§ **Extracted records**:
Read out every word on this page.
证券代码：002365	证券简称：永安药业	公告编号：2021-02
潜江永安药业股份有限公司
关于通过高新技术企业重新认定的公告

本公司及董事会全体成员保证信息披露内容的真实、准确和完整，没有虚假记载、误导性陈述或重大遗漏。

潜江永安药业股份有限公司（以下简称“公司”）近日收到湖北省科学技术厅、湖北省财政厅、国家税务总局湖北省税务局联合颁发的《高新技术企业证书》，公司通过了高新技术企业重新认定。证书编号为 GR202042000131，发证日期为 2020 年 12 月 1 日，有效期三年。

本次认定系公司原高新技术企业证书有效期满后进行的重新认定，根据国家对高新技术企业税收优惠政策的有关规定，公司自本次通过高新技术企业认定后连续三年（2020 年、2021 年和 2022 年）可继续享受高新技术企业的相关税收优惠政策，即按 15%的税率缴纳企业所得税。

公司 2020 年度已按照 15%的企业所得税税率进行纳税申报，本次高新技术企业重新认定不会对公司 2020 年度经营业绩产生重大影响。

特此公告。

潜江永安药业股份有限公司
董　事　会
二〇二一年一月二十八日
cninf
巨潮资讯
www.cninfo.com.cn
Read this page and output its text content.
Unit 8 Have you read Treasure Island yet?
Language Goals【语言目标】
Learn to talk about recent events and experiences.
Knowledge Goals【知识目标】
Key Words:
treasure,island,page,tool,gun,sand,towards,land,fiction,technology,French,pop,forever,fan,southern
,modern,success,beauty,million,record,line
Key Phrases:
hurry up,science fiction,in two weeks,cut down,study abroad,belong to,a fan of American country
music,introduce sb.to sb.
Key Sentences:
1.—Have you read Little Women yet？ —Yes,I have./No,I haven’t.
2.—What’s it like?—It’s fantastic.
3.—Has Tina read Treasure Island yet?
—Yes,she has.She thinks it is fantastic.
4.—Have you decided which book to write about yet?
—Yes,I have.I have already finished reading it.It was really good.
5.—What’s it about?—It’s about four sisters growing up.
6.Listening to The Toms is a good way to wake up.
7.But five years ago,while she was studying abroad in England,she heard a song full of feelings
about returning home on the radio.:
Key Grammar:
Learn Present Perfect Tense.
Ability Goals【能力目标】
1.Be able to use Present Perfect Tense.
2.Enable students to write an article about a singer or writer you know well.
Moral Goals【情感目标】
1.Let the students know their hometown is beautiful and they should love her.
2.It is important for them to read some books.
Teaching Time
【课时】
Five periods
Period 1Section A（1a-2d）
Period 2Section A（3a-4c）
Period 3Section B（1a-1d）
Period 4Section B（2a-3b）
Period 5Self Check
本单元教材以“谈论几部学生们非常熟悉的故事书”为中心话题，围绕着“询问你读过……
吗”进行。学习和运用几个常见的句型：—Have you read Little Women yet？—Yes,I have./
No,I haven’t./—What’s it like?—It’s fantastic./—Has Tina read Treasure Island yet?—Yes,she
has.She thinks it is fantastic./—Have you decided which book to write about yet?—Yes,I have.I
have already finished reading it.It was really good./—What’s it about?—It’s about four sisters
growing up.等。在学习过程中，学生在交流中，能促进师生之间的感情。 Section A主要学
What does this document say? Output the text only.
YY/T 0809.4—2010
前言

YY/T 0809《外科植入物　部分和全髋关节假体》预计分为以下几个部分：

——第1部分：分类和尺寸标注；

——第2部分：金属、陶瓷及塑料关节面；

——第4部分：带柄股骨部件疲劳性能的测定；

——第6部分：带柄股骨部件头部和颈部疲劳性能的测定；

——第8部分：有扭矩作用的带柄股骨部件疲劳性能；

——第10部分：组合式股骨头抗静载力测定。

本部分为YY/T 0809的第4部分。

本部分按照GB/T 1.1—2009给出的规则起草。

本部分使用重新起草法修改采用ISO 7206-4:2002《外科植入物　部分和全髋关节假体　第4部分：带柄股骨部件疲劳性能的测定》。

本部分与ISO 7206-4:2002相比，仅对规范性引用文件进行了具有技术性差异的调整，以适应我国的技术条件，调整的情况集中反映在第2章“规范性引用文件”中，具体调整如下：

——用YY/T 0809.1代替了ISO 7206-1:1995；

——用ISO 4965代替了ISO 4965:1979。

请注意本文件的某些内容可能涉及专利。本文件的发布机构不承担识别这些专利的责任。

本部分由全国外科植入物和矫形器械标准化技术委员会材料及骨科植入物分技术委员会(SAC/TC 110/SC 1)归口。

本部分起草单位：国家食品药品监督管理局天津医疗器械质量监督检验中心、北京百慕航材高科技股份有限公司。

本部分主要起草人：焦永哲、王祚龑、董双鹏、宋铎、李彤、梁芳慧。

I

§ **Description of the task**: Would you write down every record again, exactly?

§ **Final result**:
Read out every word on this page.
证券代码：002365	证券简称：永安药业	公告编号：2021-02
潜江永安药业股份有限公司
关于通过高新技术企业重新认定的公告

本公司及董事会全体成员保证信息披露内容的真实、准确和完整，没有虚假记载、误导性陈述或重大遗漏。

潜江永安药业股份有限公司（以下简称“公司”）近日收到湖北省科学技术厅、湖北省财政厅、国家税务总局湖北省税务局联合颁发的《高新技术企业证书》，公司通过了高新技术企业重新认定。证书编号为 GR202042000131，发证日期为 2020 年 12 月 1 日，有效期三年。

本次认定系公司原高新技术企业证书有效期满后进行的重新认定，根据国家对高新技术企业税收优惠政策的有关规定，公司自本次通过高新技术企业认定后连续三年（2020 年、2021 年和 2022 年）可继续享受高新技术企业的相关税收优惠政策，即按 15%的税率缴纳企业所得税。

公司 2020 年度已按照 15%的企业所得税税率进行纳税申报，本次高新技术企业重新认定不会对公司 2020 年度经营业绩产生重大影响。

特此公告。

潜江永安药业股份有限公司
董　事　会
二〇二一年一月二十八日
cninf
巨潮资讯
www.cninfo.com.cn
Read this page and output its text content.
Unit 8 Have you read Treasure Island yet?
Language Goals【语言目标】
Learn to talk about recent events and experiences.
Knowledge Goals【知识目标】
Key Words:
treasure,island,page,tool,gun,sand,towards,land,fiction,technology,French,pop,forever,fan,southern
,modern,success,beauty,million,record,line
Key Phrases:
hurry up,science fiction,in two weeks,cut down,study abroad,belong to,a fan of American country
music,introduce sb.to sb.
Key Sentences:
1.—Have you read Little Women yet？ —Yes,I have./No,I haven’t.
2.—What’s it like?—It’s fantastic.
3.—Has Tina read Treasure Island yet?
—Yes,she has.She thinks it is fantastic.
4.—Have you decided which book to write about yet?
—Yes,I have.I have already finished reading it.It was really good.
5.—What’s it about?—It’s about four sisters growing up.
6.Listening to The Toms is a good way to wake up.
7.But five years ago,while she was studying abroad in England,she heard a song full of feelings
about returning home on the radio.:
Key Grammar:
Learn Present Perfect Tense.
Ability Goals【能力目标】
1.Be able to use Present Perfect Tense.
2.Enable students to write an article about a singer or writer you know well.
Moral Goals【情感目标】
1.Let the students know their hometown is beautiful and they should love her.
2.It is important for them to read some books.
Teaching Time
【课时】
Five periods
Period 1Section A（1a-2d）
Period 2Section A（3a-4c）
Period 3Section B（1a-1d）
Period 4Section B（2a-3b）
Period 5Self Check
本单元教材以“谈论几部学生们非常熟悉的故事书”为中心话题，围绕着“询问你读过……
吗”进行。学习和运用几个常见的句型：—Have you read Little Women yet？—Yes,I have./
No,I haven’t./—What’s it like?—It’s fantastic./—Has Tina read Treasure Island yet?—Yes,she
has.She thinks it is fantastic./—Have you decided which book to write about yet?—Yes,I have.I
have already finished reading it.It was really good./—What’s it about?—It’s about four sisters
growing up.等。在学习过程中，学生在交流中，能促进师生之间的感情。 Section A主要学
What does this document say? Output the text only.
YY/T 0809.4—2010
前言

YY/T 0809《外科植入物　部分和全髋关节假体》预计分为以下几个部分：

——第1部分：分类和尺寸标注；

——第2部分：金属、陶瓷及塑料关节面；

——第4部分：带柄股骨部件疲劳性能的测定；

——第6部分：带柄股骨部件头部和颈部疲劳性能的测定；

——第8部分：有扭矩作用的带柄股骨部件疲劳性能；

——第10部分：组合式股骨头抗静载力测定。

本部分为YY/T 0809的第4部分。

本部分按照GB/T 1.1—2009给出的规则起草。

本部分使用重新起草法修改采用ISO 7206-4:2002《外科植入物　部分和全髋关节假体　第4部分：带柄股骨部件疲劳性能的测定》。

本部分与ISO 7206-4:2002相比，仅对规范性引用文件进行了具有技术性差异的调整，以适应我国的技术条件，调整的情况集中反映在第2章“规范性引用文件”中，具体调整如下：

——用YY/T 0809.1代替了ISO 7206-1:1995；

——用ISO 4965代替了ISO 4965:1979。

请注意本文件的某些内容可能涉及专利。本文件的发布机构不承担识别这些专利的责任。

本部分由全国外科植入物和矫形器械标准化技术委员会材料及骨科植入物分技术委员会(SAC/TC 110/SC 1)归口。

本部分起草单位：国家食品药品监督管理局天津医疗器械质量监督检验中心、北京百慕航材高科技股份有限公司。

本部分主要起草人：焦永哲、王祚龑、董双鹏、宋铎、李彤、梁芳慧。

I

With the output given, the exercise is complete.